→ **Dataset rows**:
((
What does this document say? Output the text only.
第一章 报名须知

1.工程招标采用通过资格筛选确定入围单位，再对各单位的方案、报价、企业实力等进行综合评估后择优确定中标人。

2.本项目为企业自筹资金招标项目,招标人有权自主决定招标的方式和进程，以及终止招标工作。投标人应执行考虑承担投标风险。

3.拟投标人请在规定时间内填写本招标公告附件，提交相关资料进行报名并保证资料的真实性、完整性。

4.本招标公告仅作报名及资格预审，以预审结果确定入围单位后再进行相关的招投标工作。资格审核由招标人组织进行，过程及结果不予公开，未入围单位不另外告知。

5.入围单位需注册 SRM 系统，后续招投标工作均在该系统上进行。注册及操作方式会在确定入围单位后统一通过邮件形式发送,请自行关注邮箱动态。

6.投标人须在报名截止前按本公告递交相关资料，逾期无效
))
→ **Your instructions**: All records above must be set down exactly, please.

→ **Complete output**:
What does this document say? Output the text only.
第一章 报名须知

1.工程招标采用通过资格筛选确定入围单位，再对各单位的方案、报价、企业实力等进行综合评估后择优确定中标人。

2.本项目为企业自筹资金招标项目,招标人有权自主决定招标的方式和进程，以及终止招标工作。投标人应执行考虑承担投标风险。

3.拟投标人请在规定时间内填写本招标公告附件，提交相关资料进行报名并保证资料的真实性、完整性。

4.本招标公告仅作报名及资格预审，以预审结果确定入围单位后再进行相关的招投标工作。资格审核由招标人组织进行，过程及结果不予公开，未入围单位不另外告知。

5.入围单位需注册 SRM 系统，后续招投标工作均在该系统上进行。注册及操作方式会在确定入围单位后统一通过邮件形式发送,请自行关注邮箱动态。

6.投标人须在报名截止前按本公告递交相关资料，逾期无效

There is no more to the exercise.